### THE EXERCISE
Copy each line where the word "while" occurs.
•••
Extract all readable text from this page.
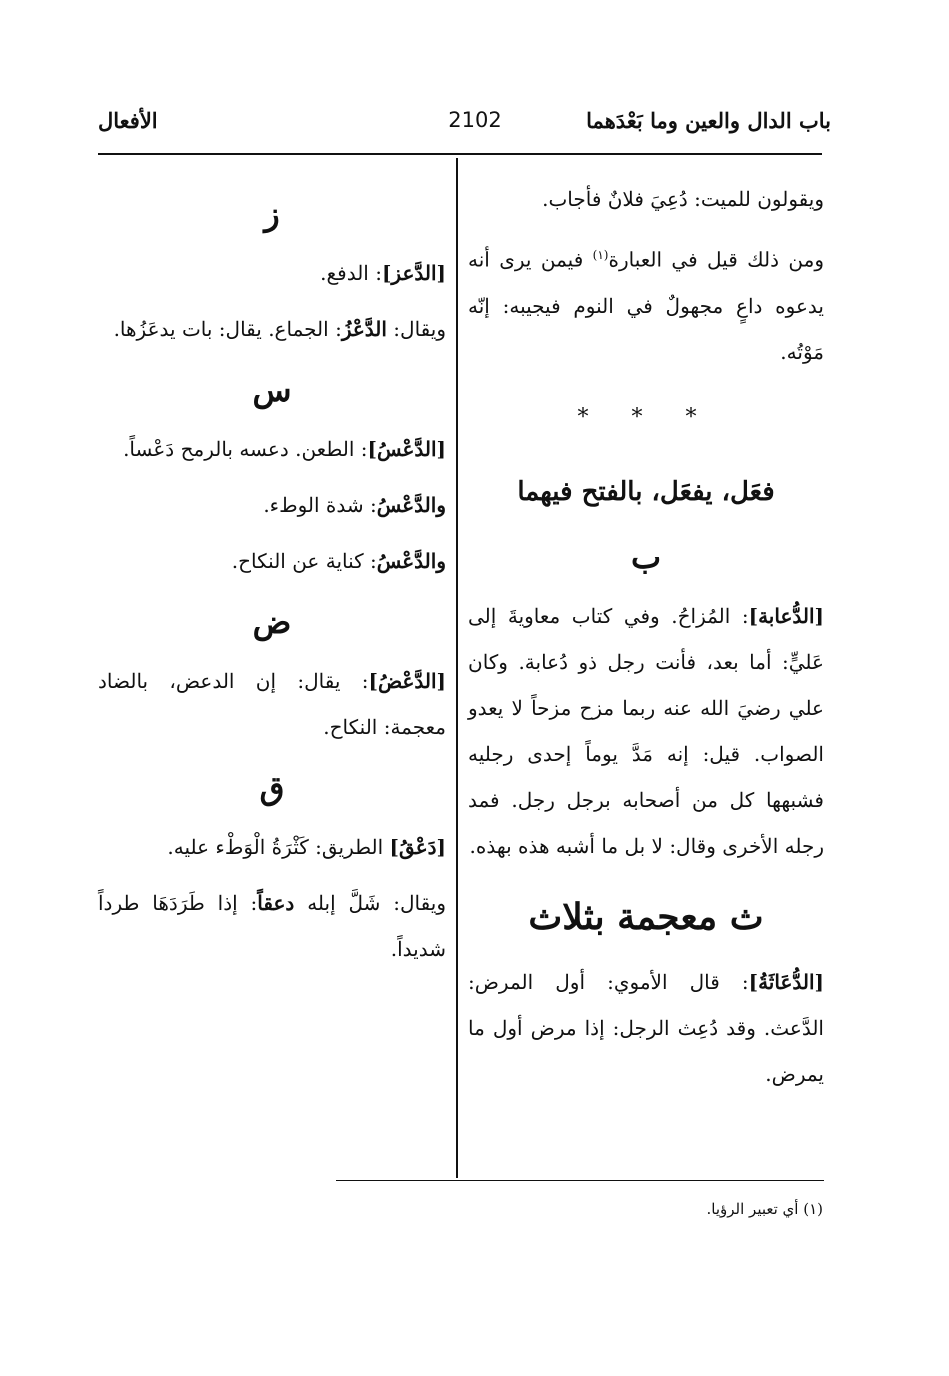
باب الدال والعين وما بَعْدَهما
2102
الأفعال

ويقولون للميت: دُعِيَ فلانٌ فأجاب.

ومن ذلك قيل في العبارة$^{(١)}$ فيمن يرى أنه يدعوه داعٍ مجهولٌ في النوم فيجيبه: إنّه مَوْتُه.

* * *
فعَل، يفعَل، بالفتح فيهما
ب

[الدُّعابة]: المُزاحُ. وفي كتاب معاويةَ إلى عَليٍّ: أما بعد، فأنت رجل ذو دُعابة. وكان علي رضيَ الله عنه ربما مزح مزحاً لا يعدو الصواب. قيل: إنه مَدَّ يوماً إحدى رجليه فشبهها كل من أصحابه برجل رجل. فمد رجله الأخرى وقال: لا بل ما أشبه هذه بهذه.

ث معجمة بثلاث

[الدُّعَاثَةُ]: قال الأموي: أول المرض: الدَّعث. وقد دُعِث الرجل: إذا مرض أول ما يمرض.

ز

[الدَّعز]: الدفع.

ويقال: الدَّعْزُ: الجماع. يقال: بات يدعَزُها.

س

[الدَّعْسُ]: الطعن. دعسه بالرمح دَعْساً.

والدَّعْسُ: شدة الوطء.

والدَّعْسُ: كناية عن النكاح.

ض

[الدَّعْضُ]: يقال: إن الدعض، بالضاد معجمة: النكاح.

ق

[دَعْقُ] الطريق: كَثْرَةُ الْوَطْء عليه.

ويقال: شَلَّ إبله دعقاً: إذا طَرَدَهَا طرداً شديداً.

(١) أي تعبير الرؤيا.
•••
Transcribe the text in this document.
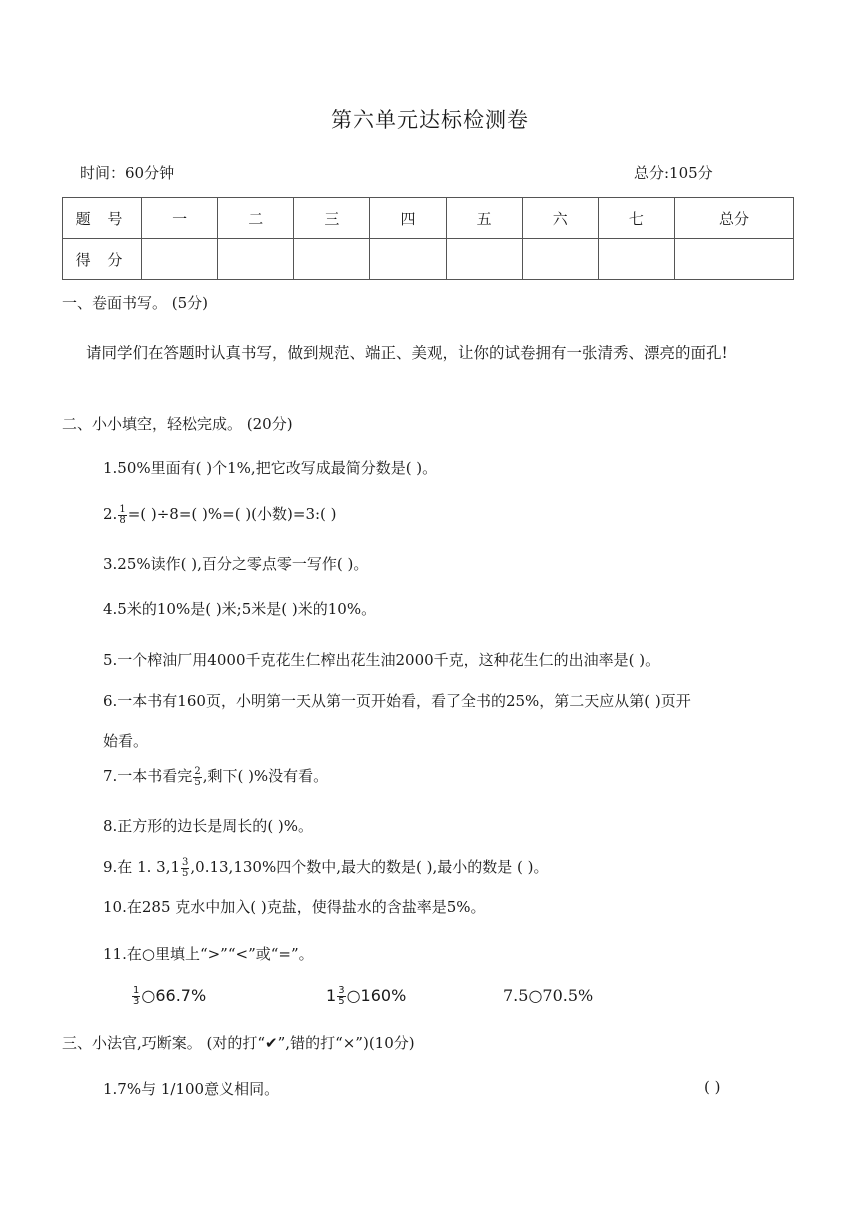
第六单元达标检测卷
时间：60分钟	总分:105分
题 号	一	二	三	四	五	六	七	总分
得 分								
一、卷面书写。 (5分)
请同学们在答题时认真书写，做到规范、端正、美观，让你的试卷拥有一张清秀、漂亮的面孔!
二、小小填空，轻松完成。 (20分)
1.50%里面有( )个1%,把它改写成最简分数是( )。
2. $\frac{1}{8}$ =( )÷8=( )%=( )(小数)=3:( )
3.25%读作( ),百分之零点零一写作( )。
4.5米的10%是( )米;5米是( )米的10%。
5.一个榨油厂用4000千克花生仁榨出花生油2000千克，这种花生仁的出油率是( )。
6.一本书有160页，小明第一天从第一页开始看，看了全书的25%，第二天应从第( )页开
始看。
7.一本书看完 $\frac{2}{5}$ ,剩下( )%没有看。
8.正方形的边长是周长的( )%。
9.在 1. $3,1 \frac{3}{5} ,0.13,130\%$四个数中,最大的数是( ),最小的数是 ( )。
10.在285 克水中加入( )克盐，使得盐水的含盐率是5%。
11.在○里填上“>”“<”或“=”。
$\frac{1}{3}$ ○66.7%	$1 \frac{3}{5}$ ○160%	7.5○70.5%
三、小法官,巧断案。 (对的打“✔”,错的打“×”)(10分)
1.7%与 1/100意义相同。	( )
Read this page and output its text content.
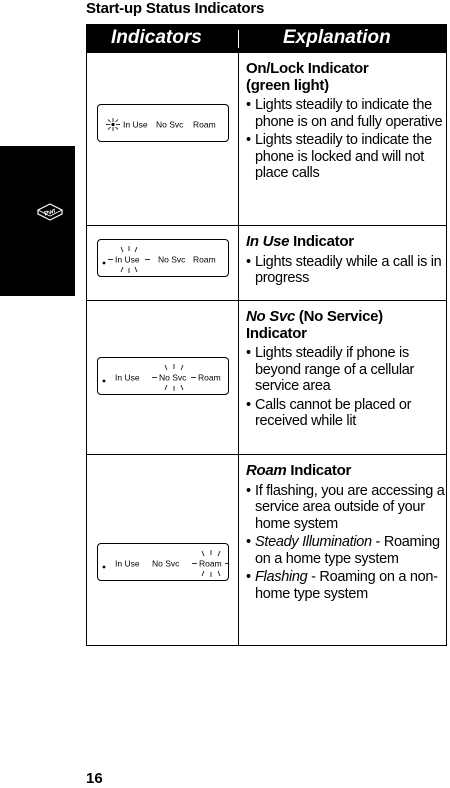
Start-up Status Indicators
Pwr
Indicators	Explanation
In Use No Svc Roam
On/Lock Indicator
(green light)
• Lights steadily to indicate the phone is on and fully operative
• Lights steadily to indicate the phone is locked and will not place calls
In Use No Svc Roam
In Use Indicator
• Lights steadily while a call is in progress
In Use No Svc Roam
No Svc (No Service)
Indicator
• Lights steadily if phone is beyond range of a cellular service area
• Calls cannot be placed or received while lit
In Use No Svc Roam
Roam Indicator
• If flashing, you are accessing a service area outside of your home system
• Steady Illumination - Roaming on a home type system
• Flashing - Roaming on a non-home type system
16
•••
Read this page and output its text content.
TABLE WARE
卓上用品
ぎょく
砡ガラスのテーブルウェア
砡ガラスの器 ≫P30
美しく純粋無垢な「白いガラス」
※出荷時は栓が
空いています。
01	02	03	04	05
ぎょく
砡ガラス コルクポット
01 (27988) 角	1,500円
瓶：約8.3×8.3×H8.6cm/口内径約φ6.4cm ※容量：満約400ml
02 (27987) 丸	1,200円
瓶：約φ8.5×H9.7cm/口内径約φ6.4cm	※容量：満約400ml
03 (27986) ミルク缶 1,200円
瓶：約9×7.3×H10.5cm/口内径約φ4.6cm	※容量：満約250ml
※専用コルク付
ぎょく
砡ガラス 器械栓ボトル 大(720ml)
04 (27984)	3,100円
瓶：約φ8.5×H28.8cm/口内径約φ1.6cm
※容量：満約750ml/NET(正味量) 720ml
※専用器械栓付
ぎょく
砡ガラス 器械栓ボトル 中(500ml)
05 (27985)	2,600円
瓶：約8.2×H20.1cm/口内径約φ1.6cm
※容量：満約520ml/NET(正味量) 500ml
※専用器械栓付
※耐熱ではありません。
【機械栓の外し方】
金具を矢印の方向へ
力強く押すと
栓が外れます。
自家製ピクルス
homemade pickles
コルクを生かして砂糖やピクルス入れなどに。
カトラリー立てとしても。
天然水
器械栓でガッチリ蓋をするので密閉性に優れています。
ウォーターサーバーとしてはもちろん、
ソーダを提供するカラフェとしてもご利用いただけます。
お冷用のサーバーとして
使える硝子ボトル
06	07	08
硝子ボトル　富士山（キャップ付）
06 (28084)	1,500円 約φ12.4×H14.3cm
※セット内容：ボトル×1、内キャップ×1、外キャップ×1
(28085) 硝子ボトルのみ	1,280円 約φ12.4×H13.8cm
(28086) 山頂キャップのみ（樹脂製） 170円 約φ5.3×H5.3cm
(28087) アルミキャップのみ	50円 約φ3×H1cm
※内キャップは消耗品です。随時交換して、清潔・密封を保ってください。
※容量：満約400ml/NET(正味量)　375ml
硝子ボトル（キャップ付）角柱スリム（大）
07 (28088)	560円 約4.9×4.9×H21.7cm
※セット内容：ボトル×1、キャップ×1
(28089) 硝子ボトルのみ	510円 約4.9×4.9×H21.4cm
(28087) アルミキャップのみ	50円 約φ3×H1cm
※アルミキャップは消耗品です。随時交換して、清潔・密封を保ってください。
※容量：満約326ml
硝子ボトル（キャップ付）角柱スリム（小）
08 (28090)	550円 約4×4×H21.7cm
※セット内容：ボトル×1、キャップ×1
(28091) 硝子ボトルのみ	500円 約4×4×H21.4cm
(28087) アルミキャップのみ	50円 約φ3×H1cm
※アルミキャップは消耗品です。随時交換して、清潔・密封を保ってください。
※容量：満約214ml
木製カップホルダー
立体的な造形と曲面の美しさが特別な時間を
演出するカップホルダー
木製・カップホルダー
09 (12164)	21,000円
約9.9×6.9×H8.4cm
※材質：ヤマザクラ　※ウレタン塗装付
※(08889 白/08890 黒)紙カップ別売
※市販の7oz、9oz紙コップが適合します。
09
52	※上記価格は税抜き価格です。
•••
### TASK RESULT
• Lights steadily while a call is in progress
• Calls cannot be placed or received while lit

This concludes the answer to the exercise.